Directions =>
Extract each line from the entries below that has the string "this" in it.

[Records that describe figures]

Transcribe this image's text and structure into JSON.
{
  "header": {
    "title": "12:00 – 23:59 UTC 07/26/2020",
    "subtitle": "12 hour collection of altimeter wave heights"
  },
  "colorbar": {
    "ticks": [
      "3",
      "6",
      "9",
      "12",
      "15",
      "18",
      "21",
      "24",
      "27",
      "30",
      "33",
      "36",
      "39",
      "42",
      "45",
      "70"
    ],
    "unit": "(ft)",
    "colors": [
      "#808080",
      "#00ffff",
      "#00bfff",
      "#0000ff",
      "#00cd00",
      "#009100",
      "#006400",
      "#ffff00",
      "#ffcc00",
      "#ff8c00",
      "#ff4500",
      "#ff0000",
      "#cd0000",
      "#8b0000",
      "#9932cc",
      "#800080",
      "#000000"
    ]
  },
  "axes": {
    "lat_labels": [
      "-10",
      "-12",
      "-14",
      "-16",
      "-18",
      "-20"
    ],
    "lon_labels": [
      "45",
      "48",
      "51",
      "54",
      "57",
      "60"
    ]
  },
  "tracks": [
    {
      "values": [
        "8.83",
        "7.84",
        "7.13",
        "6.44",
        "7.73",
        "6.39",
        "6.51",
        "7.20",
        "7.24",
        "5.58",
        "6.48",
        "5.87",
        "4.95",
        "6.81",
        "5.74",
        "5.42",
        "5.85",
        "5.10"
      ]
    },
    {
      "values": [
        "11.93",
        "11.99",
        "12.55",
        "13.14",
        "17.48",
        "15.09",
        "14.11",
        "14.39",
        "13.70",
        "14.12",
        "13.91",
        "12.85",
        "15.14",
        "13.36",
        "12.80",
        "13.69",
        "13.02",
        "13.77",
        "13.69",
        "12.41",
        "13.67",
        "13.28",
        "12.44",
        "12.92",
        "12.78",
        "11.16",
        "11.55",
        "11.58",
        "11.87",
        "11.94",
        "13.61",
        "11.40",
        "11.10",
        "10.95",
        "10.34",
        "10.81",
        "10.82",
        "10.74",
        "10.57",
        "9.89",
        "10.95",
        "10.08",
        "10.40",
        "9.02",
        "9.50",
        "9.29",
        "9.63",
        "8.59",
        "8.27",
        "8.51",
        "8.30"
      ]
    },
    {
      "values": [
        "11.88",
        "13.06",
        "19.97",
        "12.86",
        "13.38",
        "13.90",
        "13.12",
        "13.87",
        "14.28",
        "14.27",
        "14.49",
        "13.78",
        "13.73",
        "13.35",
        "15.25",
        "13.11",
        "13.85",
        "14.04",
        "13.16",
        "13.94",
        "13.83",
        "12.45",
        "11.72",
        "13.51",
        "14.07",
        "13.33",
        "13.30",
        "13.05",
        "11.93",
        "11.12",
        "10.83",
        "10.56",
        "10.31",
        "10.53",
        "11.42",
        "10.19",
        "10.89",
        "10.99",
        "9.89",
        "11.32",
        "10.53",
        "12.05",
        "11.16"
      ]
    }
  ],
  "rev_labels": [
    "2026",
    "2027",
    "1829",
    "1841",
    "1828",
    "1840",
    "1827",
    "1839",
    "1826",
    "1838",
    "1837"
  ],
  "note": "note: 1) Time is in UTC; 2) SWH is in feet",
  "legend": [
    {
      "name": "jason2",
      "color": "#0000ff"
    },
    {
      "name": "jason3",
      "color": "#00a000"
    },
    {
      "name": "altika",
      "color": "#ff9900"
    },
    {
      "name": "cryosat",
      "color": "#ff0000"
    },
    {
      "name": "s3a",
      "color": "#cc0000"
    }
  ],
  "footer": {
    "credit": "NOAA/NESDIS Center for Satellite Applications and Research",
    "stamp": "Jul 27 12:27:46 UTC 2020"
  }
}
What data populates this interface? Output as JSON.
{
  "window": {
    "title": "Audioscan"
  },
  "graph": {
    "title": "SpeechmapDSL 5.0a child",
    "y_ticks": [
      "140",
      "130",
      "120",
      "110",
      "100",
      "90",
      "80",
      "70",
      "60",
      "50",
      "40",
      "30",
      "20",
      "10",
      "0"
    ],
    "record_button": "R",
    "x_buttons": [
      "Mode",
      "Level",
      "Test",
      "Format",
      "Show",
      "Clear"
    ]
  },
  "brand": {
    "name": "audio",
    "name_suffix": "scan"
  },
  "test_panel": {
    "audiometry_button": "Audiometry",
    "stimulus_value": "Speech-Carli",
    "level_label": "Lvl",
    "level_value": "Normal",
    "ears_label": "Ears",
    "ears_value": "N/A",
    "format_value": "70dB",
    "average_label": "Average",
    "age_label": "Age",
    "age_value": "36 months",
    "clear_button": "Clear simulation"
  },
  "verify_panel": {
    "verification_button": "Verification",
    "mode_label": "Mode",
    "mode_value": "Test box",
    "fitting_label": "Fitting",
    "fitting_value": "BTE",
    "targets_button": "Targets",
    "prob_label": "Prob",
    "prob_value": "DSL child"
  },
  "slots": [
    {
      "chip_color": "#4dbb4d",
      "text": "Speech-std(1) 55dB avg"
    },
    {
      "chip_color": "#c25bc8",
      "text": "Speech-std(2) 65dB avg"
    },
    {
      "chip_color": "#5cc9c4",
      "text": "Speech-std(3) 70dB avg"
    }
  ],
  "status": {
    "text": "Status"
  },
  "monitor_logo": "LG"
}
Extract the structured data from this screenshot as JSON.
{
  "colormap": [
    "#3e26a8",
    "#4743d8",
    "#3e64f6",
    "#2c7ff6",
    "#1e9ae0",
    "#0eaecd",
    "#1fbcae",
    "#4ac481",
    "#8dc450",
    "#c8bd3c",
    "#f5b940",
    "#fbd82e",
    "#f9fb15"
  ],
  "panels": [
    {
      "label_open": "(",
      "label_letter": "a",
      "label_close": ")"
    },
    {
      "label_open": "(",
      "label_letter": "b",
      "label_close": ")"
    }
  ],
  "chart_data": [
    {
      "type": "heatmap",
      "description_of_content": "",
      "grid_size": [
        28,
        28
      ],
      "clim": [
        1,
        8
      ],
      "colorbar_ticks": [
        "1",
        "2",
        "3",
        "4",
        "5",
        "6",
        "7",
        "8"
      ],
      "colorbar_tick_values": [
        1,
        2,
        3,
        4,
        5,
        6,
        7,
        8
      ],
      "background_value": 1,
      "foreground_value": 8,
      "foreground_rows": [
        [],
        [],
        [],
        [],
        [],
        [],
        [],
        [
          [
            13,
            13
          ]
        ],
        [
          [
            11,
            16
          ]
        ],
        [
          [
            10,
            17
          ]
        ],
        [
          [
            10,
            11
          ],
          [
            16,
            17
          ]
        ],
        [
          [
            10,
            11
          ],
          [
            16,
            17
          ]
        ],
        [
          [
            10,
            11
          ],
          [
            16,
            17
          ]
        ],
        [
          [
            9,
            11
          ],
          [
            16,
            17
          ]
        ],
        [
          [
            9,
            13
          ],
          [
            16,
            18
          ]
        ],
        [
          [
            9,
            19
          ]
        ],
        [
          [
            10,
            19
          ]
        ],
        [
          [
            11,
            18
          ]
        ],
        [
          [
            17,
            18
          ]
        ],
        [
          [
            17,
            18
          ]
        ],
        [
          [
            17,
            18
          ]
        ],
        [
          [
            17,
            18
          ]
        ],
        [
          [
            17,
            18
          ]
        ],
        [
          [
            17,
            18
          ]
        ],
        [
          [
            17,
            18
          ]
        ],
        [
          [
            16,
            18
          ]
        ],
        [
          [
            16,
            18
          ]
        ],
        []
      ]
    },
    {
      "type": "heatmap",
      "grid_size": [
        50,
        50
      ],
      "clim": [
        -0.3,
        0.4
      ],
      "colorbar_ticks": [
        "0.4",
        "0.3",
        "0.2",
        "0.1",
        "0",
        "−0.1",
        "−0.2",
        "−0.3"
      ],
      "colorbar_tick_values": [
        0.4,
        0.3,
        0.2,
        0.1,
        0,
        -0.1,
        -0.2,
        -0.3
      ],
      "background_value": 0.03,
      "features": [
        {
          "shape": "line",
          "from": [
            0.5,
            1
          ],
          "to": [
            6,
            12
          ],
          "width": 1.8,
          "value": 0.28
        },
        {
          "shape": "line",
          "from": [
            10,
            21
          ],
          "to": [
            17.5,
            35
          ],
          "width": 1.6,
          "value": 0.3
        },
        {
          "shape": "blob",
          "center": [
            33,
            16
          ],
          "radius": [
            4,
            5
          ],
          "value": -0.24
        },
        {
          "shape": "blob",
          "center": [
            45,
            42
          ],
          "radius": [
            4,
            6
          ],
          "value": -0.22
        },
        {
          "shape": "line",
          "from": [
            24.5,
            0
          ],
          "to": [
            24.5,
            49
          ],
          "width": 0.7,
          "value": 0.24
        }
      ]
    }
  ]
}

Output below =>
Transcribe this image's text and structure into JSON.
What data populates this interface? Output as JSON.
Extract the structured data from this screenshot as JSON.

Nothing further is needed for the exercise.